─── Task inputs

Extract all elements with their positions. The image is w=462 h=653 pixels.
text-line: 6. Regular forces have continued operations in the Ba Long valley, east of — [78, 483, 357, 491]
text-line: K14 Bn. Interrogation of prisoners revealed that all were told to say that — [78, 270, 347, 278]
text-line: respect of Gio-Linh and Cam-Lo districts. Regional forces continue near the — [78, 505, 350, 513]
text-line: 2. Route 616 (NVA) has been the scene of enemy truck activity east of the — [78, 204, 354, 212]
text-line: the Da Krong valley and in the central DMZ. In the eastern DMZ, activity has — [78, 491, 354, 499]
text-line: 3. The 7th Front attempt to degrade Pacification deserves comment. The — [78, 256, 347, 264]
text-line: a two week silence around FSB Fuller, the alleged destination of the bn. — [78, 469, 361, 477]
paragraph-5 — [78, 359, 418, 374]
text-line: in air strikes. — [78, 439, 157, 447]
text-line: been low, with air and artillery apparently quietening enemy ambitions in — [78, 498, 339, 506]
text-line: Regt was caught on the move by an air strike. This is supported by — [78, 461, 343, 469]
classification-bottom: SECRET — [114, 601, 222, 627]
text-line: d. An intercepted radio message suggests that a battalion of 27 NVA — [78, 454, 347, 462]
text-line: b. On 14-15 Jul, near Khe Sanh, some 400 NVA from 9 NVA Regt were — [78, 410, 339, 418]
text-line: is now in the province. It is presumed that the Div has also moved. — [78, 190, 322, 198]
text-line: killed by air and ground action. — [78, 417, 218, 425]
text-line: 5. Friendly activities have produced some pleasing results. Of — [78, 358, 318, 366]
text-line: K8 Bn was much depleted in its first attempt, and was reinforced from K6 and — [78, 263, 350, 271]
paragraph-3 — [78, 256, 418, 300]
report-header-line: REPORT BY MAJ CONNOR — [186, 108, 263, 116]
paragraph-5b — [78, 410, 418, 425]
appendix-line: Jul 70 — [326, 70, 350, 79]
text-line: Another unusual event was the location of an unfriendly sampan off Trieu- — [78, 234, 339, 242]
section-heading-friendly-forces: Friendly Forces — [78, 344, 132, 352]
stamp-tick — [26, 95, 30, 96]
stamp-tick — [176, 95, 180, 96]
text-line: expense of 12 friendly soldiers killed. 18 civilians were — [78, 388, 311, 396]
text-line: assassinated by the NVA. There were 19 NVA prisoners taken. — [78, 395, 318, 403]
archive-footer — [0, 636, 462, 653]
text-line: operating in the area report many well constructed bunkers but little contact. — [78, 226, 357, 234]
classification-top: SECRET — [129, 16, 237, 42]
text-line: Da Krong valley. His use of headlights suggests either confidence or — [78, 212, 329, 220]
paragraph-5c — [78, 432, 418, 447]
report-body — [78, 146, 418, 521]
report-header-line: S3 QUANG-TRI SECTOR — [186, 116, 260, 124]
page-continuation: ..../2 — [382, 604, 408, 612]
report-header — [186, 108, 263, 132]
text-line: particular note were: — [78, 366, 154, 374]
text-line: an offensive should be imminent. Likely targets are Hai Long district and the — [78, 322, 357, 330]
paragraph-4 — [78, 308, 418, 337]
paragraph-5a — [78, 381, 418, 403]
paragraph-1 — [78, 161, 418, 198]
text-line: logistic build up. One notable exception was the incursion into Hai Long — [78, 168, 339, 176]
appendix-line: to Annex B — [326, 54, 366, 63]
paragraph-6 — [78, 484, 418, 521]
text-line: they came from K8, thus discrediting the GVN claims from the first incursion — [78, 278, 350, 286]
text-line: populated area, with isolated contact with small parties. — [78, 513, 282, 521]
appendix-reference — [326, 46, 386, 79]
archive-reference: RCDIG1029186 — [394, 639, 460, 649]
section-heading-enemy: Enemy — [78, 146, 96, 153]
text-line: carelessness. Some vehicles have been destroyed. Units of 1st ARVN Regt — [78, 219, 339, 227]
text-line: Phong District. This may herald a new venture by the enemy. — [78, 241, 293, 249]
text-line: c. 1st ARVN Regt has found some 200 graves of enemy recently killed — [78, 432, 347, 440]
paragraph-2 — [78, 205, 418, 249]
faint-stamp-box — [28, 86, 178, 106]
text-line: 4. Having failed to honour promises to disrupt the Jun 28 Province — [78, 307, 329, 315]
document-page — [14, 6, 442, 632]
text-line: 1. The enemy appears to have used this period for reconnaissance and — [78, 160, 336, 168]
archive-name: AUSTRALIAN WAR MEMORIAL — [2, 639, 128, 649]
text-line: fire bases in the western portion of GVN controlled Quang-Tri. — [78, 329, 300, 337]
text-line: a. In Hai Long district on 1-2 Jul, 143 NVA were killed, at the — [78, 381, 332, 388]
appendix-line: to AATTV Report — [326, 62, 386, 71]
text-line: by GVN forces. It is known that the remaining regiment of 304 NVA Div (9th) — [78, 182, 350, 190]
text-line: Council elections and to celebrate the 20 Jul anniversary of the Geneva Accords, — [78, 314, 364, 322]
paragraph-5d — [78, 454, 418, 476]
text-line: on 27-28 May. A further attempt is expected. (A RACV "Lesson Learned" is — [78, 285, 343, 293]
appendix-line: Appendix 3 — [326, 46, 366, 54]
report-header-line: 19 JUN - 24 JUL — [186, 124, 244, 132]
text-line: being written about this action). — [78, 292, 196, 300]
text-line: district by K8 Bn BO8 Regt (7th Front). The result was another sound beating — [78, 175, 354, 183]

──────

(Exercise directions)
Update the records by changing each "NVA" to "North Vietnamese Army" and keeping everything else the same.

(The answer)
Extract all elements with their positions. The image is w=462 h=653 pixels.
text-line: 6. Regular forces have continued operations in the Ba Long valley, east of — [78, 483, 357, 491]
text-line: K14 Bn. Interrogation of prisoners revealed that all were told to say that — [78, 270, 347, 278]
text-line: respect of Gio-Linh and Cam-Lo districts. Regional forces continue near the — [78, 505, 350, 513]
text-line: 2. Route 616 (North Vietnamese Army) has been the scene of enemy truck activity east of the — [78, 204, 354, 212]
text-line: the Da Krong valley and in the central DMZ. In the eastern DMZ, activity has — [78, 491, 354, 499]
text-line: 3. The 7th Front attempt to degrade Pacification deserves comment. The — [78, 256, 347, 264]
text-line: a two week silence around FSB Fuller, the alleged destination of the bn. — [78, 469, 361, 477]
paragraph-5 — [78, 359, 418, 374]
text-line: in air strikes. — [78, 439, 157, 447]
text-line: been low, with air and artillery apparently quietening enemy ambitions in — [78, 498, 339, 506]
text-line: Regt was caught on the move by an air strike. This is supported by — [78, 461, 343, 469]
classification-bottom: SECRET — [114, 601, 222, 627]
text-line: d. An intercepted radio message suggests that a battalion of 27 North Vietnamese Army — [78, 454, 347, 462]
text-line: b. On 14-15 Jul, near Khe Sanh, some 400 North Vietnamese Army from 9 North Vietnamese Army Regt were — [78, 410, 339, 418]
text-line: is now in the province. It is presumed that the Div has also moved. — [78, 190, 322, 198]
text-line: killed by air and ground action. — [78, 417, 218, 425]
text-line: 5. Friendly activities have produced some pleasing results. Of — [78, 358, 318, 366]
text-line: K8 Bn was much depleted in its first attempt, and was reinforced from K6 and — [78, 263, 350, 271]
paragraph-3 — [78, 256, 418, 300]
report-header-line: REPORT BY MAJ CONNOR — [186, 108, 263, 116]
paragraph-5b — [78, 410, 418, 425]
appendix-line: Jul 70 — [326, 70, 350, 79]
text-line: Another unusual event was the location of an unfriendly sampan off Trieu- — [78, 234, 339, 242]
section-heading-friendly-forces: Friendly Forces — [78, 344, 132, 352]
stamp-tick — [26, 95, 30, 96]
stamp-tick — [176, 95, 180, 96]
text-line: expense of 12 friendly soldiers killed. 18 civilians were — [78, 388, 311, 396]
text-line: assassinated by the North Vietnamese Army. There were 19 North Vietnamese Army prisoners taken. — [78, 395, 318, 403]
archive-footer — [0, 636, 462, 653]
text-line: operating in the area report many well constructed bunkers but little contact. — [78, 226, 357, 234]
classification-top: SECRET — [129, 16, 237, 42]
text-line: Da Krong valley. His use of headlights suggests either confidence or — [78, 212, 329, 220]
paragraph-5c — [78, 432, 418, 447]
report-body — [78, 146, 418, 521]
report-header-line: S3 QUANG-TRI SECTOR — [186, 116, 260, 124]
page-continuation: ..../2 — [382, 604, 408, 612]
report-header — [186, 108, 263, 132]
text-line: particular note were: — [78, 366, 154, 374]
text-line: an offensive should be imminent. Likely targets are Hai Long district and the — [78, 322, 357, 330]
paragraph-4 — [78, 308, 418, 337]
paragraph-5a — [78, 381, 418, 403]
paragraph-1 — [78, 161, 418, 198]
text-line: logistic build up. One notable exception was the incursion into Hai Long — [78, 168, 339, 176]
appendix-line: to Annex B — [326, 54, 366, 63]
paragraph-6 — [78, 484, 418, 521]
text-line: they came from K8, thus discrediting the GVN claims from the first incursion — [78, 278, 350, 286]
text-line: populated area, with isolated contact with small parties. — [78, 513, 282, 521]
appendix-reference — [326, 46, 386, 79]
archive-reference: RCDIG1029186 — [394, 639, 460, 649]
section-heading-enemy: Enemy — [78, 146, 96, 153]
text-line: carelessness. Some vehicles have been destroyed. Units of 1st ARVN Regt — [78, 219, 339, 227]
text-line: Phong District. This may herald a new venture by the enemy. — [78, 241, 293, 249]
text-line: c. 1st ARVN Regt has found some 200 graves of enemy recently killed — [78, 432, 347, 440]
paragraph-2 — [78, 205, 418, 249]
faint-stamp-box — [28, 86, 178, 106]
text-line: 4. Having failed to honour promises to disrupt the Jun 28 Province — [78, 307, 329, 315]
document-page — [14, 6, 442, 632]
text-line: 1. The enemy appears to have used this period for reconnaissance and — [78, 160, 336, 168]
archive-name: AUSTRALIAN WAR MEMORIAL — [2, 639, 128, 649]
text-line: fire bases in the western portion of GVN controlled Quang-Tri. — [78, 329, 300, 337]
text-line: a. In Hai Long district on 1-2 Jul, 143 North Vietnamese Army were killed, at the — [78, 381, 332, 388]
appendix-line: to AATTV Report — [326, 62, 386, 71]
text-line: by GVN forces. It is known that the remaining regiment of 304 North Vietnamese Army Div (9th) — [78, 182, 350, 190]
text-line: Council elections and to celebrate the 20 Jul anniversary of the Geneva Accords, — [78, 314, 364, 322]
paragraph-5d — [78, 454, 418, 476]
text-line: on 27-28 May. A further attempt is expected. (A RACV "Lesson Learned" is — [78, 285, 343, 293]
appendix-line: Appendix 3 — [326, 46, 366, 54]
report-header-line: 19 JUN - 24 JUL — [186, 124, 244, 132]
text-line: being written about this action). — [78, 292, 196, 300]
text-line: district by K8 Bn BO8 Regt (7th Front). The result was another sound beating — [78, 175, 354, 183]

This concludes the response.